### TASK REQUIREMENTS
Faithfully return all lines, omitting every embedded picture.

### THE RECORDS
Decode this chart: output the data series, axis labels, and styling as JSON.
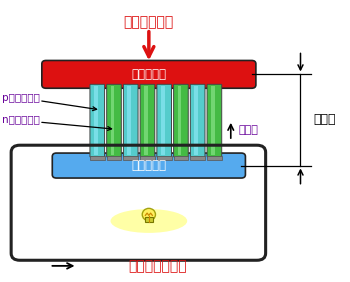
{
  "title_heat": "熱エネルギー",
  "title_electric": "電気エネルギー",
  "label_high": "高　温　部",
  "label_low": "低　温　部",
  "label_p": "p型熱電材料",
  "label_n": "n型熱電材料",
  "label_current": "電　流",
  "label_temp_diff": "温度差",
  "high_color": "#dd1111",
  "low_color": "#55aaee",
  "p_color": "#55cccc",
  "n_color": "#44bb44",
  "text_purple": "#660099",
  "arrow_red": "#dd1111"
}
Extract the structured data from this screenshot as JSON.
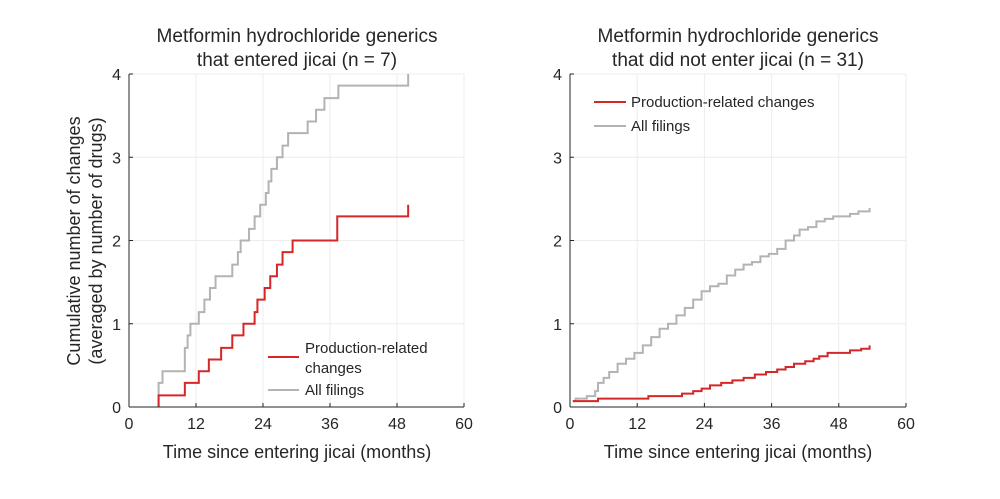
{
  "ylabel_line1": "Cumulative number of changes",
  "ylabel_line2": "(averaged by number of drugs)",
  "colors": {
    "production": "#d62728",
    "all": "#b3b3b3",
    "grid": "#ececec",
    "axis": "#262626"
  },
  "chart_data": [
    {
      "type": "line",
      "step": true,
      "title_line1": "Metformin hydrochloride generics",
      "title_line2": "that entered jicai (n = 7)",
      "xlabel": "Time since entering jicai (months)",
      "xlim": [
        0,
        60
      ],
      "ylim": [
        0,
        4
      ],
      "xticks": [
        "0",
        "12",
        "24",
        "36",
        "48",
        "60"
      ],
      "yticks": [
        "0",
        "1",
        "2",
        "3",
        "4"
      ],
      "legend_position": "bottom-right",
      "series": [
        {
          "name": "Production-related changes",
          "name_line1": "Production-related",
          "name_line2": "changes",
          "color": "#d62728",
          "x": [
            5.3,
            5.3,
            10,
            12.5,
            14.3,
            16.5,
            18.5,
            20.5,
            22.5,
            23,
            24.3,
            25.3,
            26.5,
            27.5,
            29.3,
            37.3,
            50
          ],
          "y": [
            0,
            0.14,
            0.29,
            0.43,
            0.57,
            0.71,
            0.86,
            1.0,
            1.14,
            1.29,
            1.43,
            1.57,
            1.71,
            1.86,
            2.0,
            2.29,
            2.43
          ]
        },
        {
          "name": "All filings",
          "color": "#b3b3b3",
          "x": [
            5.3,
            5.3,
            6,
            10,
            10.5,
            11,
            12.5,
            13.5,
            14.5,
            15.5,
            18.5,
            19.5,
            20,
            21.5,
            22.5,
            23.5,
            24.5,
            25,
            25.5,
            26.5,
            27.5,
            28.5,
            30,
            32,
            33.5,
            35,
            37.5,
            50
          ],
          "y": [
            0,
            0.29,
            0.43,
            0.71,
            0.86,
            1.0,
            1.14,
            1.29,
            1.43,
            1.57,
            1.71,
            1.86,
            2.0,
            2.14,
            2.29,
            2.43,
            2.57,
            2.71,
            2.86,
            3.0,
            3.14,
            3.29,
            3.29,
            3.43,
            3.57,
            3.71,
            3.86,
            4.0
          ]
        }
      ]
    },
    {
      "type": "line",
      "step": true,
      "title_line1": "Metformin hydrochloride generics",
      "title_line2": "that did not enter jicai (n = 31)",
      "xlabel": "Time since entering jicai (months)",
      "xlim": [
        0,
        60
      ],
      "ylim": [
        0,
        4
      ],
      "xticks": [
        "0",
        "12",
        "24",
        "36",
        "48",
        "60"
      ],
      "yticks": [
        "0",
        "1",
        "2",
        "3",
        "4"
      ],
      "legend_position": "top-left",
      "series": [
        {
          "name": "Production-related changes",
          "color": "#d62728",
          "x": [
            0.5,
            1.5,
            5,
            14,
            16,
            20,
            22,
            23.5,
            25,
            27,
            29,
            31,
            33,
            35,
            37,
            38.5,
            40,
            42,
            43.5,
            44.5,
            46,
            50,
            52,
            53.5
          ],
          "y": [
            0.07,
            0.07,
            0.1,
            0.13,
            0.13,
            0.16,
            0.19,
            0.22,
            0.26,
            0.29,
            0.32,
            0.35,
            0.39,
            0.42,
            0.45,
            0.48,
            0.52,
            0.55,
            0.58,
            0.61,
            0.65,
            0.68,
            0.7,
            0.74
          ]
        },
        {
          "name": "All filings",
          "color": "#b3b3b3",
          "x": [
            0.5,
            1,
            3,
            4.5,
            5,
            6,
            7,
            8.5,
            10,
            11.5,
            13,
            14.5,
            16,
            17.5,
            19,
            20.5,
            22,
            23.5,
            25,
            26.5,
            28,
            29.5,
            31,
            32.5,
            34,
            35.5,
            37,
            38.5,
            40,
            41,
            42.5,
            44,
            45.5,
            47,
            48.5,
            50,
            51.5,
            53,
            53.5
          ],
          "y": [
            0.07,
            0.1,
            0.13,
            0.19,
            0.29,
            0.35,
            0.42,
            0.52,
            0.58,
            0.65,
            0.74,
            0.84,
            0.94,
            1.0,
            1.1,
            1.19,
            1.29,
            1.39,
            1.45,
            1.48,
            1.58,
            1.65,
            1.71,
            1.74,
            1.81,
            1.84,
            1.9,
            2.0,
            2.06,
            2.13,
            2.16,
            2.23,
            2.26,
            2.29,
            2.29,
            2.32,
            2.35,
            2.35,
            2.39
          ]
        }
      ]
    }
  ]
}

### SOLUTION FOR THIS PROBLEM
Decode this chart: output the data series, axis labels, and styling as JSON.
{
  "title_heat": "熱エネルギー",
  "title_electric": "電気エネルギー",
  "label_high": "高　温　部",
  "label_low": "低　温　部",
  "label_p": "p型熱電材料",
  "label_n": "n型熱電材料",
  "label_current": "電　流",
  "label_temp_diff": "温度差",
  "high_color": "#dd1111",
  "low_color": "#55aaee",
  "p_color": "#55cccc",
  "n_color": "#44bb44",
  "text_purple": "#660099",
  "arrow_red": "#dd1111"
}
Extract the structured data from this screenshot as JSON.
{
  "ylabel_line1": "Cumulative number of changes",
  "ylabel_line2": "(averaged by number of drugs)",
  "colors": {
    "production": "#d62728",
    "all": "#b3b3b3",
    "grid": "#ececec",
    "axis": "#262626"
  },
  "chart_data": [
    {
      "type": "line",
      "step": true,
      "title_line1": "Metformin hydrochloride generics",
      "title_line2": "that entered jicai (n = 7)",
      "xlabel": "Time since entering jicai (months)",
      "xlim": [
        0,
        60
      ],
      "ylim": [
        0,
        4
      ],
      "xticks": [
        "0",
        "12",
        "24",
        "36",
        "48",
        "60"
      ],
      "yticks": [
        "0",
        "1",
        "2",
        "3",
        "4"
      ],
      "legend_position": "bottom-right",
      "series": [
        {
          "name": "Production-related changes",
          "name_line1": "Production-related",
          "name_line2": "changes",
          "color": "#d62728",
          "x": [
            5.3,
            5.3,
            10,
            12.5,
            14.3,
            16.5,
            18.5,
            20.5,
            22.5,
            23,
            24.3,
            25.3,
            26.5,
            27.5,
            29.3,
            37.3,
            50
          ],
          "y": [
            0,
            0.14,
            0.29,
            0.43,
            0.57,
            0.71,
            0.86,
            1.0,
            1.14,
            1.29,
            1.43,
            1.57,
            1.71,
            1.86,
            2.0,
            2.29,
            2.43
          ]
        },
        {
          "name": "All filings",
          "color": "#b3b3b3",
          "x": [
            5.3,
            5.3,
            6,
            10,
            10.5,
            11,
            12.5,
            13.5,
            14.5,
            15.5,
            18.5,
            19.5,
            20,
            21.5,
            22.5,
            23.5,
            24.5,
            25,
            25.5,
            26.5,
            27.5,
            28.5,
            30,
            32,
            33.5,
            35,
            37.5,
            50
          ],
          "y": [
            0,
            0.29,
            0.43,
            0.71,
            0.86,
            1.0,
            1.14,
            1.29,
            1.43,
            1.57,
            1.71,
            1.86,
            2.0,
            2.14,
            2.29,
            2.43,
            2.57,
            2.71,
            2.86,
            3.0,
            3.14,
            3.29,
            3.29,
            3.43,
            3.57,
            3.71,
            3.86,
            4.0
          ]
        }
      ]
    },
    {
      "type": "line",
      "step": true,
      "title_line1": "Metformin hydrochloride generics",
      "title_line2": "that did not enter jicai (n = 31)",
      "xlabel": "Time since entering jicai (months)",
      "xlim": [
        0,
        60
      ],
      "ylim": [
        0,
        4
      ],
      "xticks": [
        "0",
        "12",
        "24",
        "36",
        "48",
        "60"
      ],
      "yticks": [
        "0",
        "1",
        "2",
        "3",
        "4"
      ],
      "legend_position": "top-left",
      "series": [
        {
          "name": "Production-related changes",
          "color": "#d62728",
          "x": [
            0.5,
            1.5,
            5,
            14,
            16,
            20,
            22,
            23.5,
            25,
            27,
            29,
            31,
            33,
            35,
            37,
            38.5,
            40,
            42,
            43.5,
            44.5,
            46,
            50,
            52,
            53.5
          ],
          "y": [
            0.07,
            0.07,
            0.1,
            0.13,
            0.13,
            0.16,
            0.19,
            0.22,
            0.26,
            0.29,
            0.32,
            0.35,
            0.39,
            0.42,
            0.45,
            0.48,
            0.52,
            0.55,
            0.58,
            0.61,
            0.65,
            0.68,
            0.7,
            0.74
          ]
        },
        {
          "name": "All filings",
          "color": "#b3b3b3",
          "x": [
            0.5,
            1,
            3,
            4.5,
            5,
            6,
            7,
            8.5,
            10,
            11.5,
            13,
            14.5,
            16,
            17.5,
            19,
            20.5,
            22,
            23.5,
            25,
            26.5,
            28,
            29.5,
            31,
            32.5,
            34,
            35.5,
            37,
            38.5,
            40,
            41,
            42.5,
            44,
            45.5,
            47,
            48.5,
            50,
            51.5,
            53,
            53.5
          ],
          "y": [
            0.07,
            0.1,
            0.13,
            0.19,
            0.29,
            0.35,
            0.42,
            0.52,
            0.58,
            0.65,
            0.74,
            0.84,
            0.94,
            1.0,
            1.1,
            1.19,
            1.29,
            1.39,
            1.45,
            1.48,
            1.58,
            1.65,
            1.71,
            1.74,
            1.81,
            1.84,
            1.9,
            2.0,
            2.06,
            2.13,
            2.16,
            2.23,
            2.26,
            2.29,
            2.29,
            2.32,
            2.35,
            2.35,
            2.39
          ]
        }
      ]
    }
  ]
}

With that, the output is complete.